→ MATERIAL FOR THIS EXERCISE:
###

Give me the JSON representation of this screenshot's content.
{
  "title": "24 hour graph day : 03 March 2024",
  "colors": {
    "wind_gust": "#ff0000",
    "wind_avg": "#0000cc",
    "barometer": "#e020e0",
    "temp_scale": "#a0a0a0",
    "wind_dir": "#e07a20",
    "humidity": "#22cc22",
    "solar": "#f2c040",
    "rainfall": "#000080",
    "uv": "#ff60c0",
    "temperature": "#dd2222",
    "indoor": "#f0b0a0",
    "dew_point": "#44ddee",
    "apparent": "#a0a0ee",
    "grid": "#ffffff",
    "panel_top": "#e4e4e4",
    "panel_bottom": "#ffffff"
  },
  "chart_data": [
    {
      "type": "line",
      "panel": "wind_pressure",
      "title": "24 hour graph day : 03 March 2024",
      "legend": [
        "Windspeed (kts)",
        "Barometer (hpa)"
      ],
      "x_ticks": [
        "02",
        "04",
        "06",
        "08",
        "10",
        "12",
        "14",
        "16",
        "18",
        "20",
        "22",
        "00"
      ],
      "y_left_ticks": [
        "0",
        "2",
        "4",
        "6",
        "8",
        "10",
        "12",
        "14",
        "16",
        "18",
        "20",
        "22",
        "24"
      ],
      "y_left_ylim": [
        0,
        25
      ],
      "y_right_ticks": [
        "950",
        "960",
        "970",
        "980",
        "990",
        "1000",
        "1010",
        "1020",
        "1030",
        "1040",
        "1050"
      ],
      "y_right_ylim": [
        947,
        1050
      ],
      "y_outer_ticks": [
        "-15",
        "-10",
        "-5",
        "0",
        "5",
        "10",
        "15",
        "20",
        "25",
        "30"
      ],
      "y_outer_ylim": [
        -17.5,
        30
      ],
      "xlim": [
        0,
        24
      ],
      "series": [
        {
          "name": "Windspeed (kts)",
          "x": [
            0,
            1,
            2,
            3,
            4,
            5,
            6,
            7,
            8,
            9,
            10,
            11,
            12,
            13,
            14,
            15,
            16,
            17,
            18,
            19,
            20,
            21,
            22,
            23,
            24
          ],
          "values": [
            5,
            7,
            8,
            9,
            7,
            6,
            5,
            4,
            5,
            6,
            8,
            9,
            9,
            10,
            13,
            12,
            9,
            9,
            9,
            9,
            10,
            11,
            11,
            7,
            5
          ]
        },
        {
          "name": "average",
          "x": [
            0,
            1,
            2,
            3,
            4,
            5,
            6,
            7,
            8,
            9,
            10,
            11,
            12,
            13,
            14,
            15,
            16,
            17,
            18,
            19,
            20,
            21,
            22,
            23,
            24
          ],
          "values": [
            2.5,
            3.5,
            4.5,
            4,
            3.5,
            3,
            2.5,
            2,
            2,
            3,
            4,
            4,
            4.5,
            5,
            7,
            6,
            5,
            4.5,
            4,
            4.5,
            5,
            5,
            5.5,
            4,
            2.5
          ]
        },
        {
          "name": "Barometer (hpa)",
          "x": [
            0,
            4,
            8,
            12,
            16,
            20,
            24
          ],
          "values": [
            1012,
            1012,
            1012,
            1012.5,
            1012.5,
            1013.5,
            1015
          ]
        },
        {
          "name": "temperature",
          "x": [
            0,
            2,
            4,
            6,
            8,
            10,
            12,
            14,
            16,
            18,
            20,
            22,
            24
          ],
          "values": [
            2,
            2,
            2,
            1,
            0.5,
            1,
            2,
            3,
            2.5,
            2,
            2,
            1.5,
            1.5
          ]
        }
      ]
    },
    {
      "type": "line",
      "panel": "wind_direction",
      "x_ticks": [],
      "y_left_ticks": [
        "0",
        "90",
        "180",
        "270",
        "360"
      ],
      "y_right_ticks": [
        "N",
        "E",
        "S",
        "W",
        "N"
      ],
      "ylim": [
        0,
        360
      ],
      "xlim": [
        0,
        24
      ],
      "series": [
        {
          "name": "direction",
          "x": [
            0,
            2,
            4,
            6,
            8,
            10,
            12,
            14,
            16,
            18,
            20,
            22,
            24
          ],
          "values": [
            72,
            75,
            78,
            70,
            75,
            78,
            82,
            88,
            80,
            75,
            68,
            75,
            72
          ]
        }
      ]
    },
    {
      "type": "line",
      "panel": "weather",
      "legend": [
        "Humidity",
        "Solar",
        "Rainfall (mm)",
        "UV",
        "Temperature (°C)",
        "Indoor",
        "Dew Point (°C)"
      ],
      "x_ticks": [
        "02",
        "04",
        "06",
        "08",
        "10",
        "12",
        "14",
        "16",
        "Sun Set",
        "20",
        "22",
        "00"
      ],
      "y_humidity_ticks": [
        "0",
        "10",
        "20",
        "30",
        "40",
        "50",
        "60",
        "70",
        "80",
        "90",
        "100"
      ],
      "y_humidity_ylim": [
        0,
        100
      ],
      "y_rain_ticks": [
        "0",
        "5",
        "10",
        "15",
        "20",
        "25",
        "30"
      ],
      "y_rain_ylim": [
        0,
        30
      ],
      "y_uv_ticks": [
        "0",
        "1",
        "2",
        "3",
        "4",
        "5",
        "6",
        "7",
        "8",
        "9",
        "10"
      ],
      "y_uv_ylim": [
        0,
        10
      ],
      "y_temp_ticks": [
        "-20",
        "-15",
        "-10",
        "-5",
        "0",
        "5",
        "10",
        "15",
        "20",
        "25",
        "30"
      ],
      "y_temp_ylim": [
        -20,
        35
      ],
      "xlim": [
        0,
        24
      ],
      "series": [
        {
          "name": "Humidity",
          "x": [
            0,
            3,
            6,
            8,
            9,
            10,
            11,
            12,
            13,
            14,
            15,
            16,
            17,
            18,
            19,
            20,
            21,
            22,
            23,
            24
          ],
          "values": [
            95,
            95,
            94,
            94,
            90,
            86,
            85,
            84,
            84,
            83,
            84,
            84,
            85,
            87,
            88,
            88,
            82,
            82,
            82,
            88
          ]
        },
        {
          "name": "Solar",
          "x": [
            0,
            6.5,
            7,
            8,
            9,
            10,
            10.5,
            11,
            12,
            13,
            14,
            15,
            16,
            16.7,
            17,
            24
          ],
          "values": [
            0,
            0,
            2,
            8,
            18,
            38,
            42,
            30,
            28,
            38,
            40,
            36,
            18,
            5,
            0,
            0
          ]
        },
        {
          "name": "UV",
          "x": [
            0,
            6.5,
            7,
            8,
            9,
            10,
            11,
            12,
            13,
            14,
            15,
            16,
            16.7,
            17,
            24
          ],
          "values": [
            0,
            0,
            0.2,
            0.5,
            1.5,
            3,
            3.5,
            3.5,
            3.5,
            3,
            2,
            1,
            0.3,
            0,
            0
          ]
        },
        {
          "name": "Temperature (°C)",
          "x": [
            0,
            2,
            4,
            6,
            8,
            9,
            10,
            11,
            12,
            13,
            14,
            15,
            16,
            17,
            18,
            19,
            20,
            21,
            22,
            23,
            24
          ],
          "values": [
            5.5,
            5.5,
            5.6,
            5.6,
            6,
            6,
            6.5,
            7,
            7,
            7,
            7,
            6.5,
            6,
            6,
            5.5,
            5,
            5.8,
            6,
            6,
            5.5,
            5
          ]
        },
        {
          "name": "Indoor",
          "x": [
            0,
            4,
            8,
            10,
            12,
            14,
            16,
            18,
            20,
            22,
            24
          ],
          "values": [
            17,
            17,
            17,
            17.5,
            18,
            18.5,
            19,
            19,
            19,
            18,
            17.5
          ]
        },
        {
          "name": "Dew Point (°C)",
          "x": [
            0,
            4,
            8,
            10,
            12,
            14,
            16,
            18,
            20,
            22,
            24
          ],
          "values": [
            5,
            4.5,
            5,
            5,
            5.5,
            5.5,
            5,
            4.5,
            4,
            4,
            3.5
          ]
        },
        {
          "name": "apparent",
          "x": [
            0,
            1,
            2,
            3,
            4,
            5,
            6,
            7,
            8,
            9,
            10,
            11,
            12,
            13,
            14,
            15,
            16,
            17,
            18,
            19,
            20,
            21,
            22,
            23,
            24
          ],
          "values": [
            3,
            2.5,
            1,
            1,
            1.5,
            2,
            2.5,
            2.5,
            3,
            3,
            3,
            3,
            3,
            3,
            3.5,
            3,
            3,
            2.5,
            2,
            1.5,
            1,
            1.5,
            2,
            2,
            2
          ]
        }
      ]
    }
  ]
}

###

→ EXERCISE DESCRIPTION: Check each line above for the word "title" and copy the ones that have it.

→ FULL OUTPUT:
  "title": "24 hour graph day : 03 March 2024",
      "title": "24 hour graph day : 03 March 2024",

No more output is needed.